▸ **Stored records**
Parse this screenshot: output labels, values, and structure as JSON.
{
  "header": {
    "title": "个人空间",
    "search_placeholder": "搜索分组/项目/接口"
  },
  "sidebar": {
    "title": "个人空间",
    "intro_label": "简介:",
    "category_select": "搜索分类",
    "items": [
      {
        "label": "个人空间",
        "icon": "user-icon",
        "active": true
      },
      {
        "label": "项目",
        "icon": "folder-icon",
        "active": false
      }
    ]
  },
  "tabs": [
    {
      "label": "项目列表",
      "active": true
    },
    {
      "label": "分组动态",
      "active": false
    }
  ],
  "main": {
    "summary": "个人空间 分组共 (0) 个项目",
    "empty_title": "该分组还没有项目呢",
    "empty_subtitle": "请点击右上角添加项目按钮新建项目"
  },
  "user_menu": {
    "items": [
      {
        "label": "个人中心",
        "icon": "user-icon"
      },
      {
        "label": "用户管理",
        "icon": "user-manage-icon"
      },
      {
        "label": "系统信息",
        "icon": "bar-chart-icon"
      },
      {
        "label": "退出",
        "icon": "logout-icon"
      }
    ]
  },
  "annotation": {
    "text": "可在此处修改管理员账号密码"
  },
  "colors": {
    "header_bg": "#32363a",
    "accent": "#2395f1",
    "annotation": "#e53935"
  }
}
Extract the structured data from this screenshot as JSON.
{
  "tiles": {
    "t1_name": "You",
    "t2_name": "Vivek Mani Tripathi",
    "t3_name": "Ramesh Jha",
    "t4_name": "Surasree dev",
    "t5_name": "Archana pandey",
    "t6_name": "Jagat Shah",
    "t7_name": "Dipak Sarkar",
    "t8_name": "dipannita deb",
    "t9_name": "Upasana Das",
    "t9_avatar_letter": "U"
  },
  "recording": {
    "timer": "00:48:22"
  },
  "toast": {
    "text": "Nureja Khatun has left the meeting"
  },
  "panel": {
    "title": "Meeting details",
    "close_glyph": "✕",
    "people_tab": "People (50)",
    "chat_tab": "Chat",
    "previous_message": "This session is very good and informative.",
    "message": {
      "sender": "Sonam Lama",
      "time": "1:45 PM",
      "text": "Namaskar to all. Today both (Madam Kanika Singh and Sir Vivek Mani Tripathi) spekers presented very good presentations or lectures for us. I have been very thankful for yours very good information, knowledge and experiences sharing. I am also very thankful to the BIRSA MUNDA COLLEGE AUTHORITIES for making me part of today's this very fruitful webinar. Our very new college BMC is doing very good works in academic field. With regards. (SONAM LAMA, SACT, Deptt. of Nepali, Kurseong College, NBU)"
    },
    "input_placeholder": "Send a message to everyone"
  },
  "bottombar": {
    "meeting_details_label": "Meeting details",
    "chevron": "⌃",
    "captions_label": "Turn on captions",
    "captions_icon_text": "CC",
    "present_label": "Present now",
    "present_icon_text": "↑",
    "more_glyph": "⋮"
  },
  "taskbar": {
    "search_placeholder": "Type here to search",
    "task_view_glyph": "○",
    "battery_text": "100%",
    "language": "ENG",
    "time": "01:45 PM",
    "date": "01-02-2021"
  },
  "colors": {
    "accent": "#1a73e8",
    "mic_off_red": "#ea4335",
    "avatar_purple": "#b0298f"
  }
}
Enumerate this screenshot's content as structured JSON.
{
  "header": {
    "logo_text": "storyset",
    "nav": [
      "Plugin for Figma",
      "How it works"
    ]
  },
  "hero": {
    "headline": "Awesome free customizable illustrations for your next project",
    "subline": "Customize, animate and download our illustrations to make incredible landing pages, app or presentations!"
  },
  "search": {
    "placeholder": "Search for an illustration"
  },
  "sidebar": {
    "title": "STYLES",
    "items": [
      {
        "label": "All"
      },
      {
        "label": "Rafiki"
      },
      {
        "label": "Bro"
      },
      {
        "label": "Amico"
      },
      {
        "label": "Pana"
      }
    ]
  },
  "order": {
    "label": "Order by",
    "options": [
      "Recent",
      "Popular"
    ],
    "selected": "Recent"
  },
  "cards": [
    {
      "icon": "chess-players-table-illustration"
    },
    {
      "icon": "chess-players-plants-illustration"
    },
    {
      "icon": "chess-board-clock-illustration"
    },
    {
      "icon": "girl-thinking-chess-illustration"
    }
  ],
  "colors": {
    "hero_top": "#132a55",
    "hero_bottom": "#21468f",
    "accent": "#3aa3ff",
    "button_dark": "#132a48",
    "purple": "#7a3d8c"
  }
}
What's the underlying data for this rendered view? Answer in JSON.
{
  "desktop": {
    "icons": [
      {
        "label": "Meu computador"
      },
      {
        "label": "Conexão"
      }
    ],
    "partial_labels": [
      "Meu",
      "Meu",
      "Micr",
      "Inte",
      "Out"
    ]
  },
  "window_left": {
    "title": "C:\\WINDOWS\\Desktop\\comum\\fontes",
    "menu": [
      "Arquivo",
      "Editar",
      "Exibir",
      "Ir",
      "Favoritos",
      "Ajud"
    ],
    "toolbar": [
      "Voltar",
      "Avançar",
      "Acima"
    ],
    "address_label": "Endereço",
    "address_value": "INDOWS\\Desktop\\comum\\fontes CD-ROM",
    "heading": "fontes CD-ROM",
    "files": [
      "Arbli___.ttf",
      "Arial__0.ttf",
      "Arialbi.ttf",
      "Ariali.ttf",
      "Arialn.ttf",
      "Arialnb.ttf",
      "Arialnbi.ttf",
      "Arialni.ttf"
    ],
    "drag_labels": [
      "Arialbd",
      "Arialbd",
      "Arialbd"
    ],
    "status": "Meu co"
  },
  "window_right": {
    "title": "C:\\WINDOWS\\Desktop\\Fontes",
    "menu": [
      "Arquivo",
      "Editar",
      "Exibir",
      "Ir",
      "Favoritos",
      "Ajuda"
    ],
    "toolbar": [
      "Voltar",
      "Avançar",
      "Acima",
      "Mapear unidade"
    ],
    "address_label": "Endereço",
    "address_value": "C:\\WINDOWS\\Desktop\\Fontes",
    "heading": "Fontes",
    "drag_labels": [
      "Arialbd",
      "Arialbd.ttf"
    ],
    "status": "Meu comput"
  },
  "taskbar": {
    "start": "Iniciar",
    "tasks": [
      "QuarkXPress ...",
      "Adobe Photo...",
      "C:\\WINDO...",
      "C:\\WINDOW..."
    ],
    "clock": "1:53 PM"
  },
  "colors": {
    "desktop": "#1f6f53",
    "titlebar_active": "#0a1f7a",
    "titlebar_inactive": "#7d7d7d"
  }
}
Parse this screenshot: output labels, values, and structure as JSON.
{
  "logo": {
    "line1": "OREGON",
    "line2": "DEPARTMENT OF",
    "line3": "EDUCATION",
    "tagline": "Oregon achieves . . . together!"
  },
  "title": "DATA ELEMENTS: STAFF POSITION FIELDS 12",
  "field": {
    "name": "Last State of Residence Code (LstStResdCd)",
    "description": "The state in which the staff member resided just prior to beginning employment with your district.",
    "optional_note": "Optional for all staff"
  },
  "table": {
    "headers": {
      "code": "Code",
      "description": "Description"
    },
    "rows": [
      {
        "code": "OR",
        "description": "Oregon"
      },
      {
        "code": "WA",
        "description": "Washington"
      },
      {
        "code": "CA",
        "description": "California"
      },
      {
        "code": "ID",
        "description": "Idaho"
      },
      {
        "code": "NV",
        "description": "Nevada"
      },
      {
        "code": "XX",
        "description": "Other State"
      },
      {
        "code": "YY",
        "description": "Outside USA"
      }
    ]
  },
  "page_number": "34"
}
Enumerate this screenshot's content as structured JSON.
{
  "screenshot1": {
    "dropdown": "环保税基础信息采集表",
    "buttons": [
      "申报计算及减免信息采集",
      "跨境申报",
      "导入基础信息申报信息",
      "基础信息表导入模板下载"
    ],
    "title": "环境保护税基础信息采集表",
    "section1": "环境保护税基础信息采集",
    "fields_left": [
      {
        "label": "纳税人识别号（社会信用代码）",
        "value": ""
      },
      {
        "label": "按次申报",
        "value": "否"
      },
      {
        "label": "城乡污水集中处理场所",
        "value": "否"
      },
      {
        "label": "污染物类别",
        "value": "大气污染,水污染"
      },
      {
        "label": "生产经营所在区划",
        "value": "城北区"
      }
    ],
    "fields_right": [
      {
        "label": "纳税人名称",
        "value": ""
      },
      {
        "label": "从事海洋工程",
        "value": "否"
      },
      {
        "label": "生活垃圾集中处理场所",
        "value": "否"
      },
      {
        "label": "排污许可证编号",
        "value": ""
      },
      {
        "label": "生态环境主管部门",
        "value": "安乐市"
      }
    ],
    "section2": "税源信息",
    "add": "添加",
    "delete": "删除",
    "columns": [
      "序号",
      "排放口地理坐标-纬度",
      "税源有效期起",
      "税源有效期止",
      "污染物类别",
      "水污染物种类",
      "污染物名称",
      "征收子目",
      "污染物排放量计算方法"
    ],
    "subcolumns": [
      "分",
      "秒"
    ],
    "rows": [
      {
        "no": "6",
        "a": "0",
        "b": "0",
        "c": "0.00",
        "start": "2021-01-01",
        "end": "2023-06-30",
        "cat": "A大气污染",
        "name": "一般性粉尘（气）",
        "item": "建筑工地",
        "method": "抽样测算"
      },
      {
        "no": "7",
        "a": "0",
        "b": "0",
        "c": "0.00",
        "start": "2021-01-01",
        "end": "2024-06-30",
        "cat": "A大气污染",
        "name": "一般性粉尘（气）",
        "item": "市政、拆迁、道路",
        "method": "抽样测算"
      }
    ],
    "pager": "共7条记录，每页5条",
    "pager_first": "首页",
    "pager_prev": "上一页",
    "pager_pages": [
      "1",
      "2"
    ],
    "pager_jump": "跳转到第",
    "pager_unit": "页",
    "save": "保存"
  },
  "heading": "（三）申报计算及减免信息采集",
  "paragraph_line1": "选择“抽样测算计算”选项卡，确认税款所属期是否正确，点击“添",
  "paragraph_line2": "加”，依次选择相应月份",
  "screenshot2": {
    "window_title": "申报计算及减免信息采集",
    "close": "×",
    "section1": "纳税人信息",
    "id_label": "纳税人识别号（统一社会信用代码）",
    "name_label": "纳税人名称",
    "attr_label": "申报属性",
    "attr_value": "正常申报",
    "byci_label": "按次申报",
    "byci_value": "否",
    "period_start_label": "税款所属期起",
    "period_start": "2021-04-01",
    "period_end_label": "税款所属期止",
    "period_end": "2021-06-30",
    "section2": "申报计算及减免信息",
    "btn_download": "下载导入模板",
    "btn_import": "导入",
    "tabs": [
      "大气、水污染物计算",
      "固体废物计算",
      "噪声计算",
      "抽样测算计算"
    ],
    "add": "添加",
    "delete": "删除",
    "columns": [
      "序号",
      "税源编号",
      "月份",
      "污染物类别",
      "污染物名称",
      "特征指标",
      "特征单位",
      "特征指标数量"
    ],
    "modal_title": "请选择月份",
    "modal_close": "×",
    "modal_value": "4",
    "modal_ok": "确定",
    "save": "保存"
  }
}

▸ **Directions for this task**
Note each line of the entries that has "纳税人识别号" in it, and copy those lines.

▸ **Finished answer**
        "label": "纳税人识别号（社会信用代码）",
    "id_label": "纳税人识别号（统一社会信用代码）",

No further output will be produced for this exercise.